___ Record set ___

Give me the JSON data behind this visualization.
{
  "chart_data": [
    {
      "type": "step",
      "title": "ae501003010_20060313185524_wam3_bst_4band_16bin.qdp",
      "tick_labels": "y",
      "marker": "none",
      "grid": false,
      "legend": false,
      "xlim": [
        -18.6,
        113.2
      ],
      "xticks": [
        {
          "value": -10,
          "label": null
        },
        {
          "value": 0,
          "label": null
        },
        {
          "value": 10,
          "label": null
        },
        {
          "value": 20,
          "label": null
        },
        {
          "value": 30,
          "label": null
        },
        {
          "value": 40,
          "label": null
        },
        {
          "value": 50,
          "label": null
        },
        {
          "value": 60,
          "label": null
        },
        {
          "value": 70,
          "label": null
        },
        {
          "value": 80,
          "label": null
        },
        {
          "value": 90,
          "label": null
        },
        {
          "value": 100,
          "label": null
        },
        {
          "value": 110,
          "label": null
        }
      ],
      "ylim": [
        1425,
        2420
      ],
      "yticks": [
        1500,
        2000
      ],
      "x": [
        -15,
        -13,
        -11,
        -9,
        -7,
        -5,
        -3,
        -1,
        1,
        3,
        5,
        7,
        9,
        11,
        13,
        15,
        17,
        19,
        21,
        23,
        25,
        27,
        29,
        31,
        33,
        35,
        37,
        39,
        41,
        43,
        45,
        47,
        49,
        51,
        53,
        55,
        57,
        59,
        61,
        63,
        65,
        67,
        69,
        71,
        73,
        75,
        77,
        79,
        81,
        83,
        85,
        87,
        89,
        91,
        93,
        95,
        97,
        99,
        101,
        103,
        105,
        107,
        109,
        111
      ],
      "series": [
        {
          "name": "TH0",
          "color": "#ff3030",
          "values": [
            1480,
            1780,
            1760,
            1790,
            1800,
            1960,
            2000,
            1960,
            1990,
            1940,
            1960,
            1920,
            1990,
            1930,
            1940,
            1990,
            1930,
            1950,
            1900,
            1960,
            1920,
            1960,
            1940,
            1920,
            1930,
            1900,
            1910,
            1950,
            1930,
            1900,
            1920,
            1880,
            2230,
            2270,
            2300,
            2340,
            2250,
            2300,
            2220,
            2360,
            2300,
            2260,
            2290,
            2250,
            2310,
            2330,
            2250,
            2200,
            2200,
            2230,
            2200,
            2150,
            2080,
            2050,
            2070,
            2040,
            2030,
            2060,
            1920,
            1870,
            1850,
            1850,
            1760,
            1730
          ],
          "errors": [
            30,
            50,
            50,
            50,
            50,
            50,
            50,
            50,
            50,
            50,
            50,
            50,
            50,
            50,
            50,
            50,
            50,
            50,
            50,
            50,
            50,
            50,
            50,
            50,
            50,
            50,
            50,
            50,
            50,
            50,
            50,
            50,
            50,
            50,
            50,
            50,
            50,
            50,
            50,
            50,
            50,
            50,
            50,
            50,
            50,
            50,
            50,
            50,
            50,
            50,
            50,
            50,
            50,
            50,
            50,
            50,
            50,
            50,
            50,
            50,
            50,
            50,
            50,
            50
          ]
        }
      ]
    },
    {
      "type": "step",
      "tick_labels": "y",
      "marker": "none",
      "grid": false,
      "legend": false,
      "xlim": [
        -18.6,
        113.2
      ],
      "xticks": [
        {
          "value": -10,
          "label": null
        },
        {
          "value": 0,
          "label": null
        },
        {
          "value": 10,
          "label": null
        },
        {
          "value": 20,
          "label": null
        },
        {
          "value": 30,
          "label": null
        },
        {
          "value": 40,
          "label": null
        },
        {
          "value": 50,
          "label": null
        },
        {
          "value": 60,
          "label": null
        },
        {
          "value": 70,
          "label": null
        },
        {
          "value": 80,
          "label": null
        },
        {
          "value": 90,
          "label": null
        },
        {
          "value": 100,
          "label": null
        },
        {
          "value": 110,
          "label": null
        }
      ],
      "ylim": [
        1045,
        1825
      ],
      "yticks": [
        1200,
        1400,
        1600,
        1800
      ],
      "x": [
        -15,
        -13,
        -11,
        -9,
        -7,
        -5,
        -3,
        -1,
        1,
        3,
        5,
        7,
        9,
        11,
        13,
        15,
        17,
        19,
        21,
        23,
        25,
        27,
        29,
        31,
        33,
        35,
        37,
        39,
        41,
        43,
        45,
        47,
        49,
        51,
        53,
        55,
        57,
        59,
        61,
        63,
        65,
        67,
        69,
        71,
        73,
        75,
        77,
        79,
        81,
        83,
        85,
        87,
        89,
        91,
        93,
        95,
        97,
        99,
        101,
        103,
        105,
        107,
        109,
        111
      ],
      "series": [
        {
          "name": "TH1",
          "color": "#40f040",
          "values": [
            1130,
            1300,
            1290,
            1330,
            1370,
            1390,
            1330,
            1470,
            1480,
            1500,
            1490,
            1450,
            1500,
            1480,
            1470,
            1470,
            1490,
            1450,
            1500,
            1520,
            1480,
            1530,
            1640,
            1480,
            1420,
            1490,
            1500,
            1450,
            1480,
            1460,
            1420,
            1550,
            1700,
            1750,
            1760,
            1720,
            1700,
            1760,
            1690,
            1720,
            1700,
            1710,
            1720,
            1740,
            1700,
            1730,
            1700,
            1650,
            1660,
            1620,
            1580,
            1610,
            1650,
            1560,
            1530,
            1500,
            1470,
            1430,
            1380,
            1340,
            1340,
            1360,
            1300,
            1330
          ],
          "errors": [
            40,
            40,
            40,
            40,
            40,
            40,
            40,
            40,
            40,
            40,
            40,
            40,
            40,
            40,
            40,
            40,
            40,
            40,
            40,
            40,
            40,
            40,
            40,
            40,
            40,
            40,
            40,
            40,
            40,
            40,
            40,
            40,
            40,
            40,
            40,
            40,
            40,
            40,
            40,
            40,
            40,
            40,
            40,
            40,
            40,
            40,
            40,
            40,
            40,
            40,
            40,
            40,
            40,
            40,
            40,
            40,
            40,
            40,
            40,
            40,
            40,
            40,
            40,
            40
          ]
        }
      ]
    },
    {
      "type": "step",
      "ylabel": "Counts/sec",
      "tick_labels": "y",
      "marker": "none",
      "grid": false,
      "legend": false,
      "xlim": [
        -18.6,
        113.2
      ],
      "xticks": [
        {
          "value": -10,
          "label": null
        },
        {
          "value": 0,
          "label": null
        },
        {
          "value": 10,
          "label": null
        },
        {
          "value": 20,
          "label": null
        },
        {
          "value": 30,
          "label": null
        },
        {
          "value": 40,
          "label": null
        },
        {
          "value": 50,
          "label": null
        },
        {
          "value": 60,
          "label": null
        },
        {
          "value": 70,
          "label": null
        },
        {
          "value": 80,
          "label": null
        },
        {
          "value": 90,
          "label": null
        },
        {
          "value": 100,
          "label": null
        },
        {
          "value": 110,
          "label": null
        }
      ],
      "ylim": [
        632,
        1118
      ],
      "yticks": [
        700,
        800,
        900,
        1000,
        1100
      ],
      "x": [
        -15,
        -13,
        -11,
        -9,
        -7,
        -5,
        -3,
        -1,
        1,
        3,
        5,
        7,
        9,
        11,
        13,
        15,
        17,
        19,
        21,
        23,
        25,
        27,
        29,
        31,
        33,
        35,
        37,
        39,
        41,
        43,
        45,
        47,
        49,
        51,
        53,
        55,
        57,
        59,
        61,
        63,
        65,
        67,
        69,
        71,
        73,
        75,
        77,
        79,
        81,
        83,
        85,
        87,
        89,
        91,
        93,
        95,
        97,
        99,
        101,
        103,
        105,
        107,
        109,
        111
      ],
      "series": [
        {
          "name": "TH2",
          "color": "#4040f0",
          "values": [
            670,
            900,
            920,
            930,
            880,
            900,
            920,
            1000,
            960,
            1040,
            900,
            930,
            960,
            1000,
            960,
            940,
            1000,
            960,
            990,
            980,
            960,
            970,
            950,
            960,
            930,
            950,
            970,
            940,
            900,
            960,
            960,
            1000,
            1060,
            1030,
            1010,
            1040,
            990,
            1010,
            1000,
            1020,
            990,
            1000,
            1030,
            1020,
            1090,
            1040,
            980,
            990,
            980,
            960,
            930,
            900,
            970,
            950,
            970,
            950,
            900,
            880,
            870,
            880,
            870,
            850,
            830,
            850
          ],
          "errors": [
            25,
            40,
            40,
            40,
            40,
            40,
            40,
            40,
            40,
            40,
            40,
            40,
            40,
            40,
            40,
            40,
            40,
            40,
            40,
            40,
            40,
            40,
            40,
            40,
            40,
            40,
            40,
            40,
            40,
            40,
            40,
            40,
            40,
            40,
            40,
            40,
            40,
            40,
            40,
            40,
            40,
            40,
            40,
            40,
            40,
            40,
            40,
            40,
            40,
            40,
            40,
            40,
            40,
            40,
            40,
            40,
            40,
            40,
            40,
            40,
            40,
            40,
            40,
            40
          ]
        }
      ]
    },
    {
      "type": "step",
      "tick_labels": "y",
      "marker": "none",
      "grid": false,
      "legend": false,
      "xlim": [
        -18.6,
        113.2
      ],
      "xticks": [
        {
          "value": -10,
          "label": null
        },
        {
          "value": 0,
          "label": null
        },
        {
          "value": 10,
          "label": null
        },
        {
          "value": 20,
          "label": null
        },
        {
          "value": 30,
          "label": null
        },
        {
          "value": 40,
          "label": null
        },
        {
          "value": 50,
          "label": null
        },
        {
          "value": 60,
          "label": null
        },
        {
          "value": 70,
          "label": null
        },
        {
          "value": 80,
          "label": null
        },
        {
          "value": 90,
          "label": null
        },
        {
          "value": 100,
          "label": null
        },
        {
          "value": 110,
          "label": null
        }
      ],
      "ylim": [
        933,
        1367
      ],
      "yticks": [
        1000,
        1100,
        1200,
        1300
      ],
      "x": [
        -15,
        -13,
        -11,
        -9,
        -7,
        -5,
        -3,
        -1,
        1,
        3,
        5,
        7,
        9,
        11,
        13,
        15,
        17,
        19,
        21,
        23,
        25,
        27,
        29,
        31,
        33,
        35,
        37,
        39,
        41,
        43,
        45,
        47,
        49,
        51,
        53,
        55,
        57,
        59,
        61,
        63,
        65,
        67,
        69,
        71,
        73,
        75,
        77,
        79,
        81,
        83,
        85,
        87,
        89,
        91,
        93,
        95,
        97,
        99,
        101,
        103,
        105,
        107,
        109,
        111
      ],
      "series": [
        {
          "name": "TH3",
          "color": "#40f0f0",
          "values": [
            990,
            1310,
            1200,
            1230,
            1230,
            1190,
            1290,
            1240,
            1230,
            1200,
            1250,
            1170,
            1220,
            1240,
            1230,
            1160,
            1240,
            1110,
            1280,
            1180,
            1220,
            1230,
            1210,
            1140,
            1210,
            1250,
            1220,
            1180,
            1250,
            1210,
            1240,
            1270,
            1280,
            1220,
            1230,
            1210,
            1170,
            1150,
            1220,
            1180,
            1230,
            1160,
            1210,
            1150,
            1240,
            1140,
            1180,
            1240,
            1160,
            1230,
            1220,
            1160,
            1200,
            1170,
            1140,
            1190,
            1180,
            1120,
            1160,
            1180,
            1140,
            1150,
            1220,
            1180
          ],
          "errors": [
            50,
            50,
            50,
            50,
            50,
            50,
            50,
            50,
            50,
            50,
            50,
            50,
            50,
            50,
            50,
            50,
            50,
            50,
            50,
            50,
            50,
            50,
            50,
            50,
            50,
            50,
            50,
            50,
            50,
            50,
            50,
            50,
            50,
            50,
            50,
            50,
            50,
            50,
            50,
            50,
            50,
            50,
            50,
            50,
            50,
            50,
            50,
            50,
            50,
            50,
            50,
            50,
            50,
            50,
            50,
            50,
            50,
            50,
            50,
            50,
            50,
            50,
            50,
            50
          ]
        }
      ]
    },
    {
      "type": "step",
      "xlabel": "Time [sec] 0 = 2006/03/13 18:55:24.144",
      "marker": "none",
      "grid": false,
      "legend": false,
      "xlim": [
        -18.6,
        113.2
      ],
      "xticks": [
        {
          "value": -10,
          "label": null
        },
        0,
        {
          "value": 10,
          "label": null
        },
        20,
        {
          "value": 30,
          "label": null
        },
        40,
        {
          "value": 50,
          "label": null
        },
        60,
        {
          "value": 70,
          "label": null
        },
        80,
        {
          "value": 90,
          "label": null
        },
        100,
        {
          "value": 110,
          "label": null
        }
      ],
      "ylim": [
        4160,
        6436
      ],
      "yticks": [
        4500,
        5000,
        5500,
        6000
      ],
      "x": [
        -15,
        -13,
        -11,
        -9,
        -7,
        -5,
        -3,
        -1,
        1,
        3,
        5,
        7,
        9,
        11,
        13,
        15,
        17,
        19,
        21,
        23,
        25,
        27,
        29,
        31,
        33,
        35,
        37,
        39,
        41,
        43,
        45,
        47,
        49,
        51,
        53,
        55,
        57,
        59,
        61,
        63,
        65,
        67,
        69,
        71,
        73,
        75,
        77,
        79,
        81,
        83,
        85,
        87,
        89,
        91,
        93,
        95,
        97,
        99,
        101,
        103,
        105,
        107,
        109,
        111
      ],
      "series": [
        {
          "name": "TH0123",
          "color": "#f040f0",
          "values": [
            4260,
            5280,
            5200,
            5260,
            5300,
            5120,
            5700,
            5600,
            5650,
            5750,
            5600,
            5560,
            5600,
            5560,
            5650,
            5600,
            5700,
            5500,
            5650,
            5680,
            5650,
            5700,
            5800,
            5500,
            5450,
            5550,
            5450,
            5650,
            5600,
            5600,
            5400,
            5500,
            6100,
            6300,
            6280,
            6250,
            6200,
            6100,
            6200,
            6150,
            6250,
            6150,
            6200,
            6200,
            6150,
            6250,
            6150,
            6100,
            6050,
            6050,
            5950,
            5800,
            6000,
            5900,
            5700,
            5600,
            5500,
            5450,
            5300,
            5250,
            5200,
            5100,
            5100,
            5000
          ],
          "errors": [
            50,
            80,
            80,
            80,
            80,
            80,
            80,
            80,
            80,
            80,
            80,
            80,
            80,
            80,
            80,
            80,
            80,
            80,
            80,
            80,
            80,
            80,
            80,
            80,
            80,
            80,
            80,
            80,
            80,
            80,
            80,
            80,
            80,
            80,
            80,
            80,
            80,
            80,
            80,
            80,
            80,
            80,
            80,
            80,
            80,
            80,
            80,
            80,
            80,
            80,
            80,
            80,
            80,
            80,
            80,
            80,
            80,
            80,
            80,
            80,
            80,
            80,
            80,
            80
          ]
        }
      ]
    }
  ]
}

___

Task details ::
Keep only those lines of the records that hold "color", and return them.

Worked solution ::
          "color": "#ff3030",
          "color": "#40f040",
          "color": "#4040f0",
          "color": "#40f0f0",
          "color": "#f040f0",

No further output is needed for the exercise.